* **DATA PROVIDED**
☆ ☆ ☆ ☆ ☆ ☆ ☆

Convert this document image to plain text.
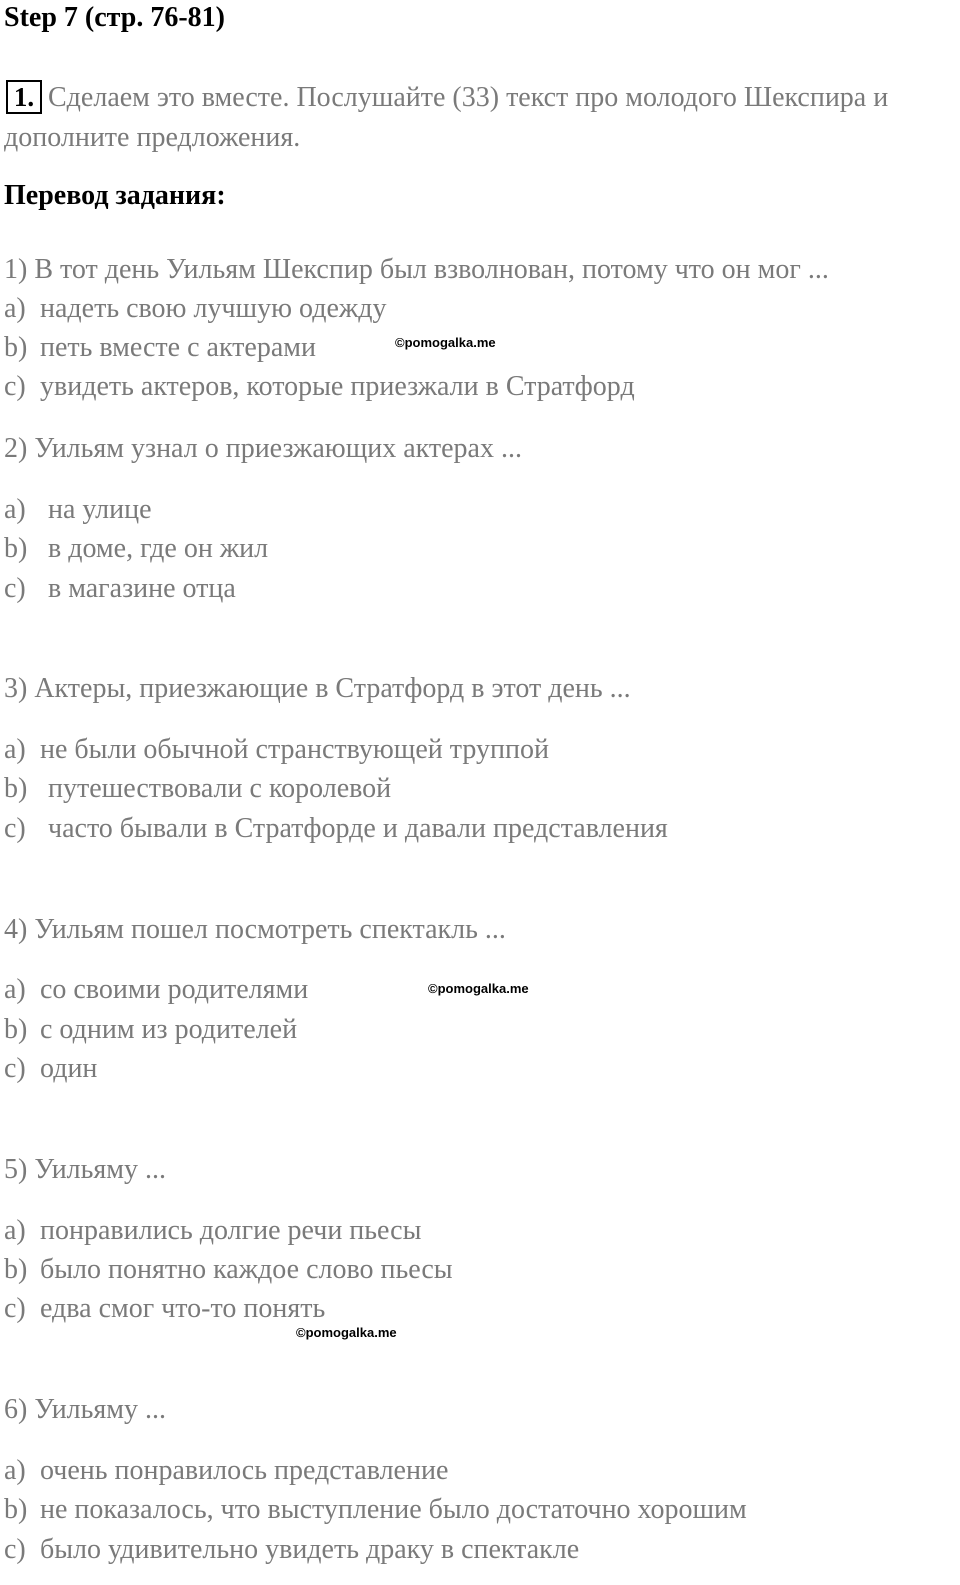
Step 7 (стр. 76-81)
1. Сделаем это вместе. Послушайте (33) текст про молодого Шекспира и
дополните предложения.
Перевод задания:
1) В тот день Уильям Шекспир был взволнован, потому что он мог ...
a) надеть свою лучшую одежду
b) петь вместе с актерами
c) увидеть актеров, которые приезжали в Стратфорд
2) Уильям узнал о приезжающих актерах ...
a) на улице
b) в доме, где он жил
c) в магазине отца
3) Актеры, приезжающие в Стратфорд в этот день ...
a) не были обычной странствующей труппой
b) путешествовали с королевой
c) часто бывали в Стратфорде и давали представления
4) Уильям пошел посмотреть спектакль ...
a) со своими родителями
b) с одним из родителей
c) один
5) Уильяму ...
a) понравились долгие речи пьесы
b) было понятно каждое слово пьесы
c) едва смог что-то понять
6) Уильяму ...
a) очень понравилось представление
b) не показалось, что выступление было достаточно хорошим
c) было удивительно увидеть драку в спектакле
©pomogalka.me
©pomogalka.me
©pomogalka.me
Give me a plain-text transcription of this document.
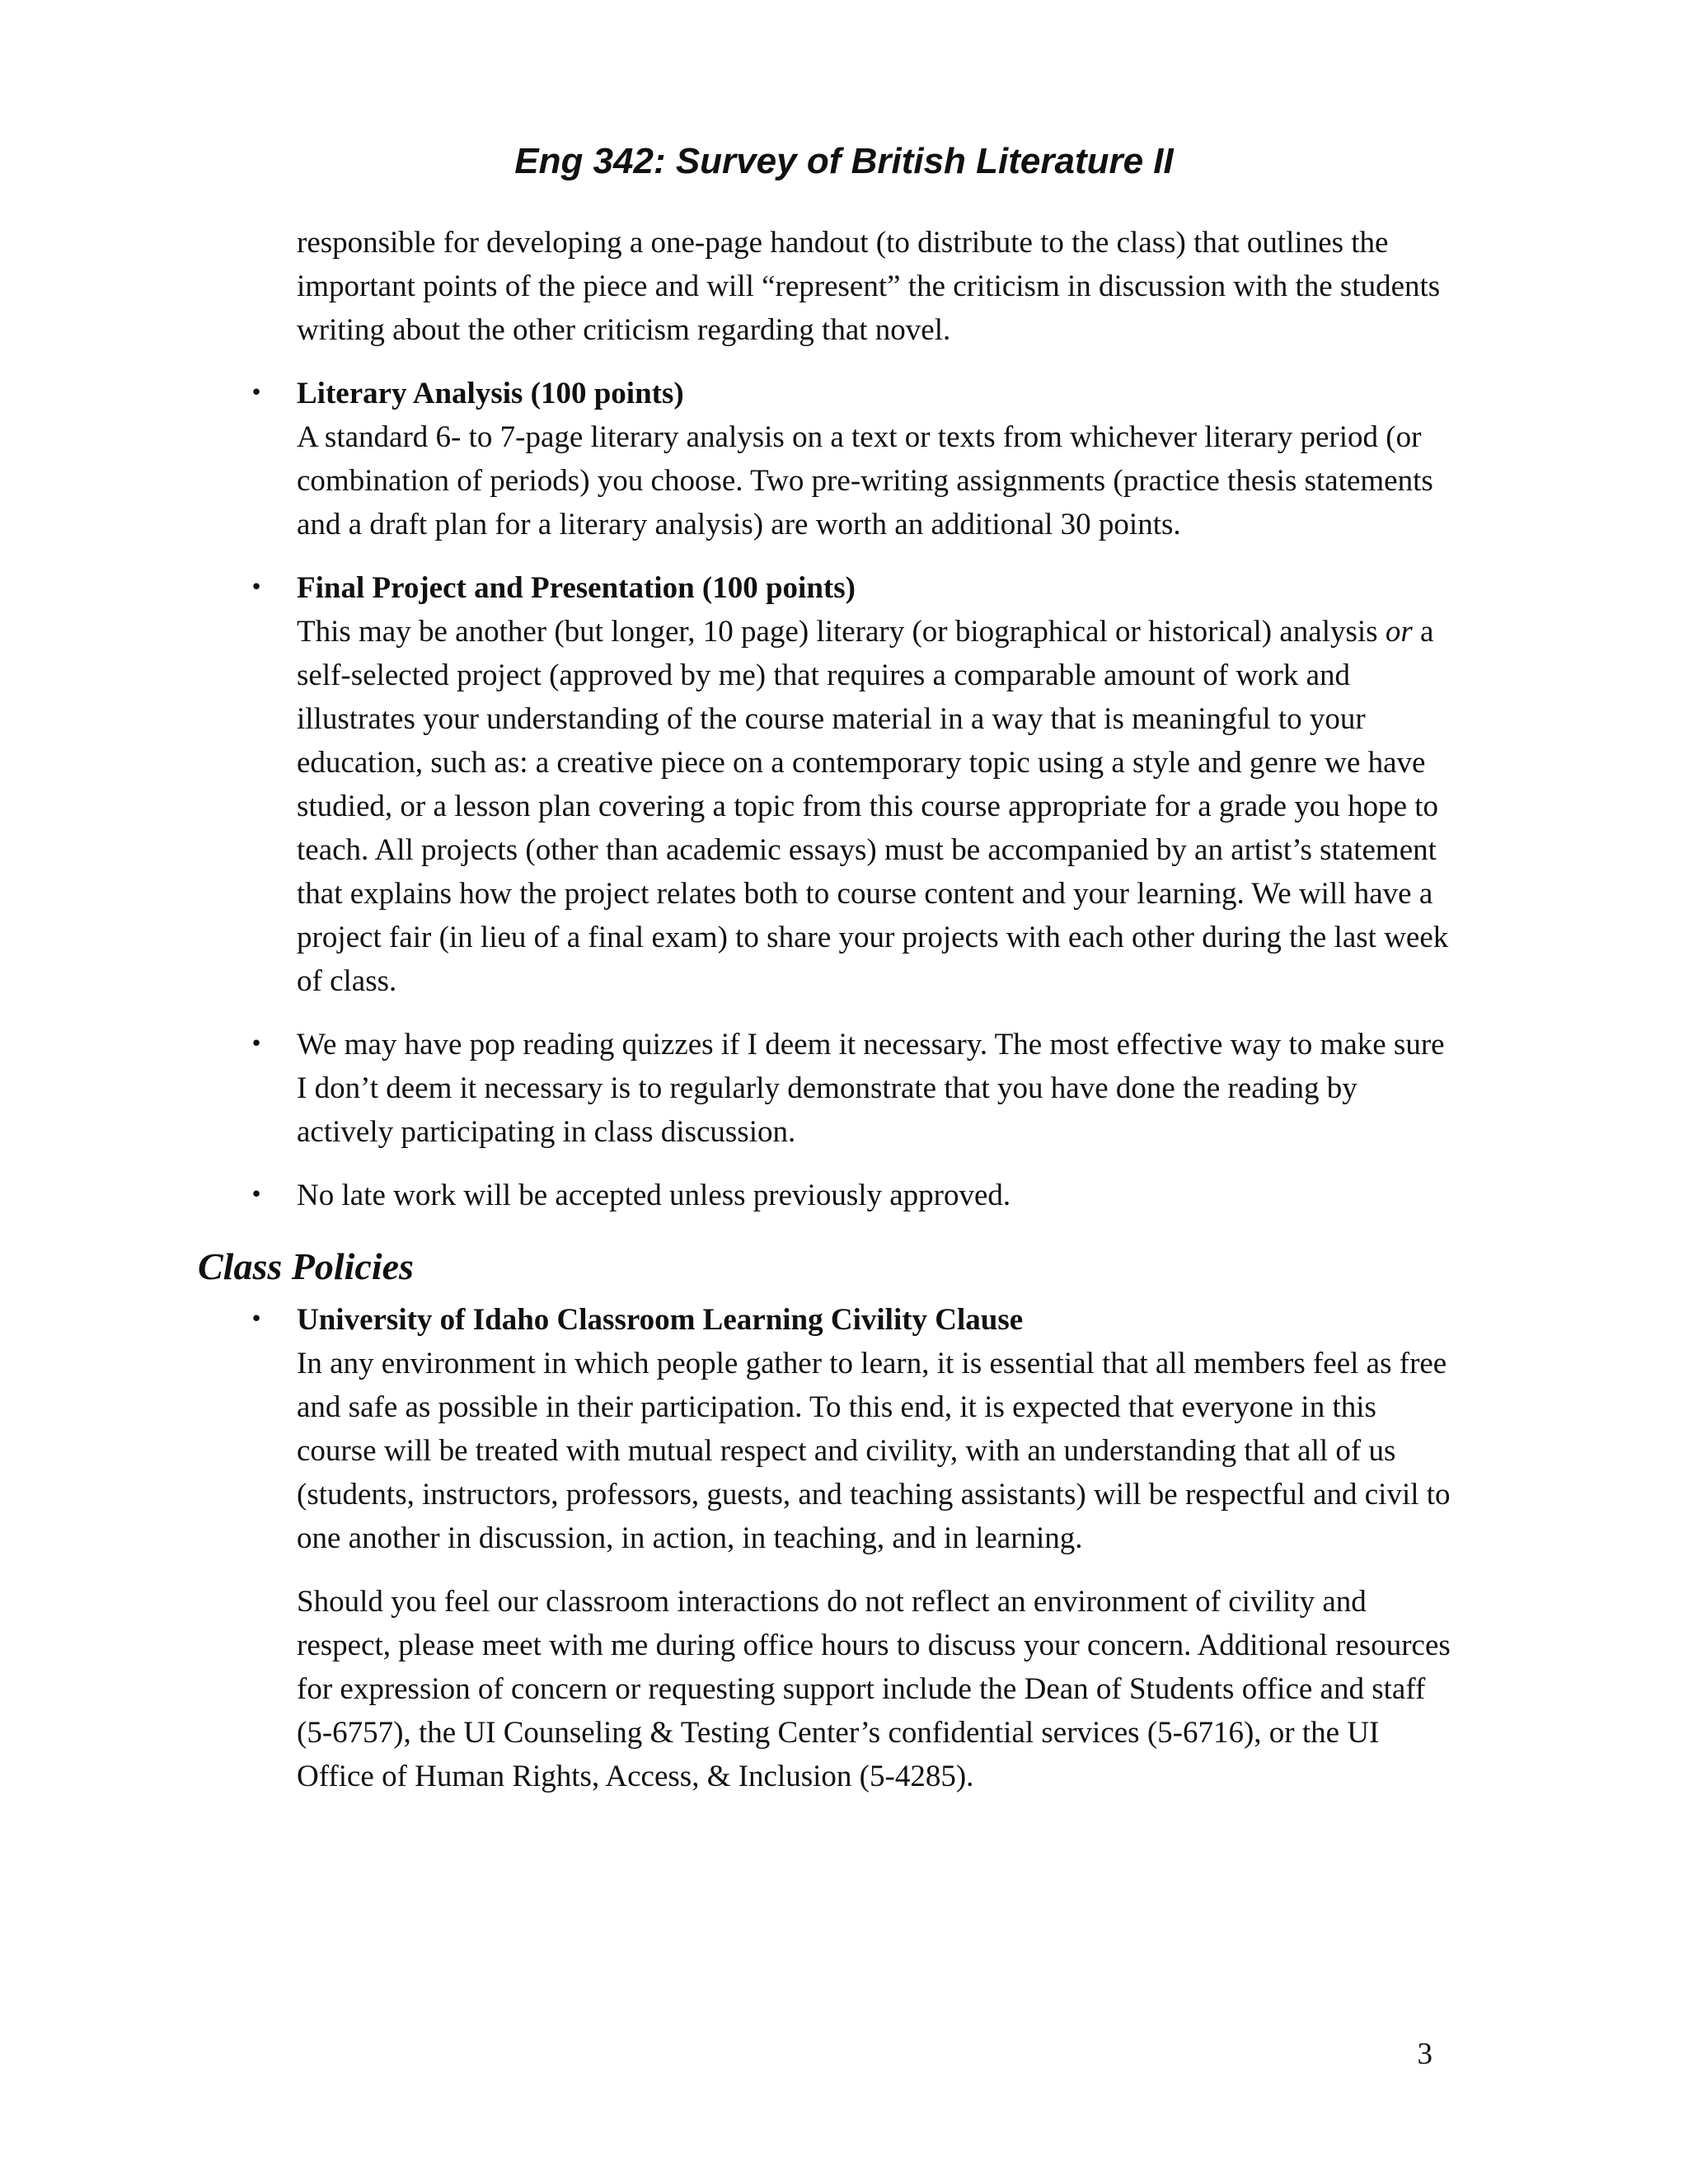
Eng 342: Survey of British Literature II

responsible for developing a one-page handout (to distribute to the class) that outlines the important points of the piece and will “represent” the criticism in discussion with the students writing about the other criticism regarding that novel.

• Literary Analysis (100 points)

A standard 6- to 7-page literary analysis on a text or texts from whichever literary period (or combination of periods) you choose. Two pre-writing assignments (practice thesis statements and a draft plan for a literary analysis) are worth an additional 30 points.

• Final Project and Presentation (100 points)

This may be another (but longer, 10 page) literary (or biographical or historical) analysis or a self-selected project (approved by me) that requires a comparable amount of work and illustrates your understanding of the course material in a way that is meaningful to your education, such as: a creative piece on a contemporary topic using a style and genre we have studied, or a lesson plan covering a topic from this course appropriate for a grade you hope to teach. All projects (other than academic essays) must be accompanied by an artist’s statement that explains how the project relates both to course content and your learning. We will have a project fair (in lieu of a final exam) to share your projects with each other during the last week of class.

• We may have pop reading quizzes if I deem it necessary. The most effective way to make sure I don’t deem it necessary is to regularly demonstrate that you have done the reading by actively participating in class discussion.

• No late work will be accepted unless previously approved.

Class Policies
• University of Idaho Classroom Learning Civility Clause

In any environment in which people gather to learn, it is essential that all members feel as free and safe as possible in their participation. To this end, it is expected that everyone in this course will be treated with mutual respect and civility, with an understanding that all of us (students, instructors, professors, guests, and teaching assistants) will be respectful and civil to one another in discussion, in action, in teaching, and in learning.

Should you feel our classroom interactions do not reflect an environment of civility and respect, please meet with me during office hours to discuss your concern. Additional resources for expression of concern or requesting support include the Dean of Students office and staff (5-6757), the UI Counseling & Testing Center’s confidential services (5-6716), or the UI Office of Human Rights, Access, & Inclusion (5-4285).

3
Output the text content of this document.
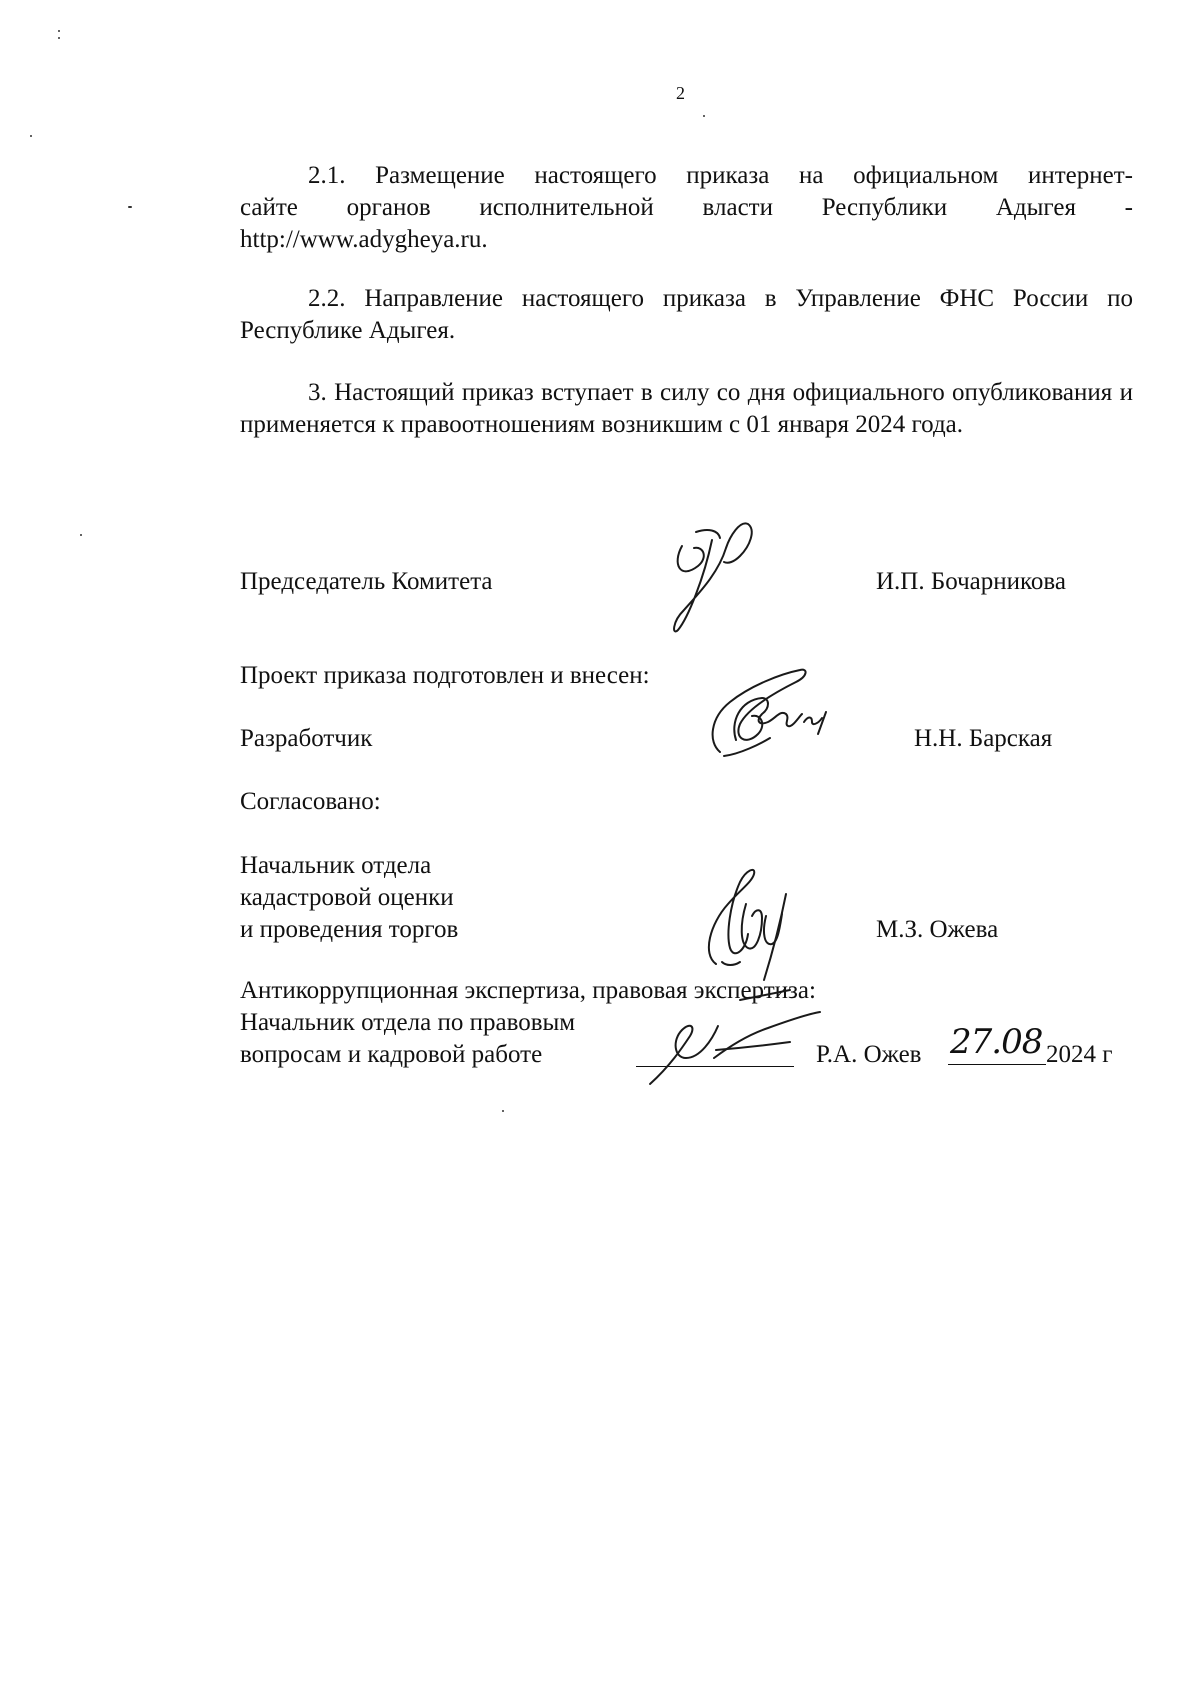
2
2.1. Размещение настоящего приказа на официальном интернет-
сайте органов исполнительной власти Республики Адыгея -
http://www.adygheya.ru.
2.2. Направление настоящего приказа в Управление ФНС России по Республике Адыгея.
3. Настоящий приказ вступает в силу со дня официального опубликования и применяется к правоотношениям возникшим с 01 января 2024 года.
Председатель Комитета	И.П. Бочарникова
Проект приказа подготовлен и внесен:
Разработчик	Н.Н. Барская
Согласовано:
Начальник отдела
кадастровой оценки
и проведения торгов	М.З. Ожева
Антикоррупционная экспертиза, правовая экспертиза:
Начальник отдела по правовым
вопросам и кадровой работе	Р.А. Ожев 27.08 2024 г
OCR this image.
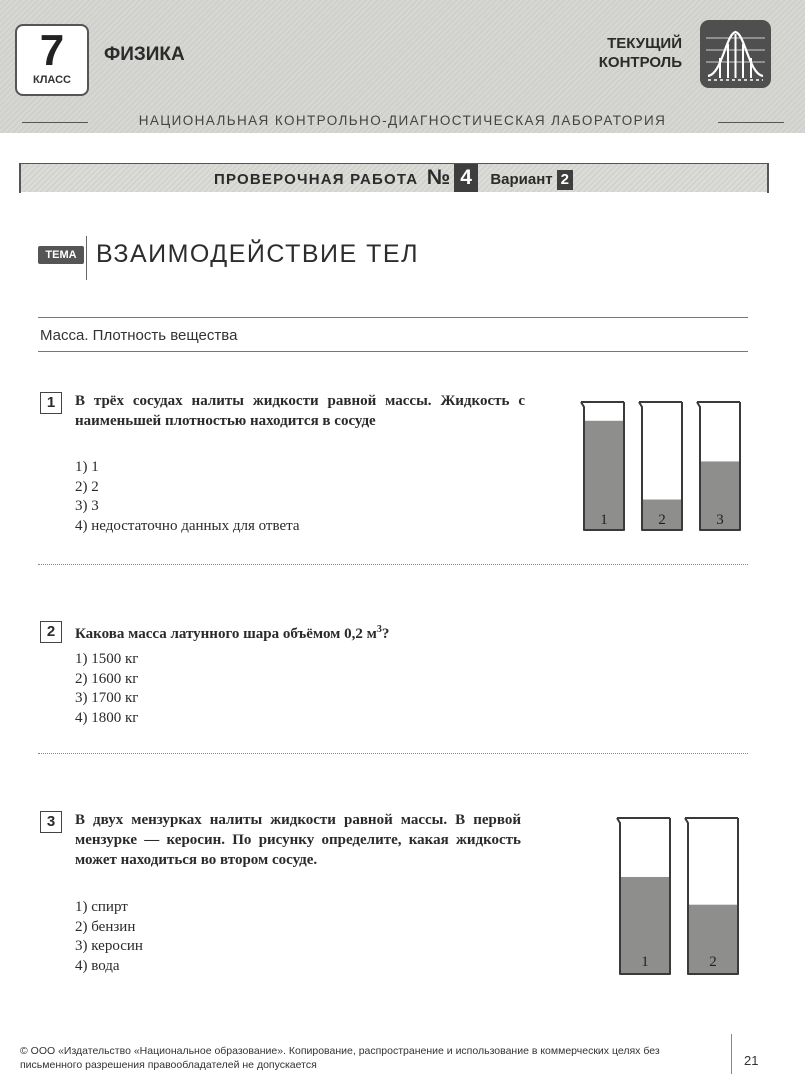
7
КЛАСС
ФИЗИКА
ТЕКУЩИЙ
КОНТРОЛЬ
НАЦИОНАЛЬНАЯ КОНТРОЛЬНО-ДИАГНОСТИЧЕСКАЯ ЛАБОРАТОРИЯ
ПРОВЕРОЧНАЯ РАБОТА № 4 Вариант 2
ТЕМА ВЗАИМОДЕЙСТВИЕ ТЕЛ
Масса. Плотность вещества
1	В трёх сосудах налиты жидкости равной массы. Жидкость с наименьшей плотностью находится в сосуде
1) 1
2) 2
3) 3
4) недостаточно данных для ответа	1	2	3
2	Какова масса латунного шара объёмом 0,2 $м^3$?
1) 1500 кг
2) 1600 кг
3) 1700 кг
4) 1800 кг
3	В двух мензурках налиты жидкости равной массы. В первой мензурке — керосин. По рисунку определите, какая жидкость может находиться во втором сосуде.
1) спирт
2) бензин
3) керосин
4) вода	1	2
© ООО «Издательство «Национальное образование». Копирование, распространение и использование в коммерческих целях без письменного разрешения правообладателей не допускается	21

☆ ☆ ☆ ☆ ☆ ☆ ☆

* **YOUR OBJECTIVE**
Only lines with the word "керосин" should be collected from the material.

* **WRITTEN SOLUTION**
3	В двух мензурках налиты жидкости равной массы. В первой мензурке — керосин. По рисунку определите, какая жидкость может находиться во втором сосуде.
3) керосин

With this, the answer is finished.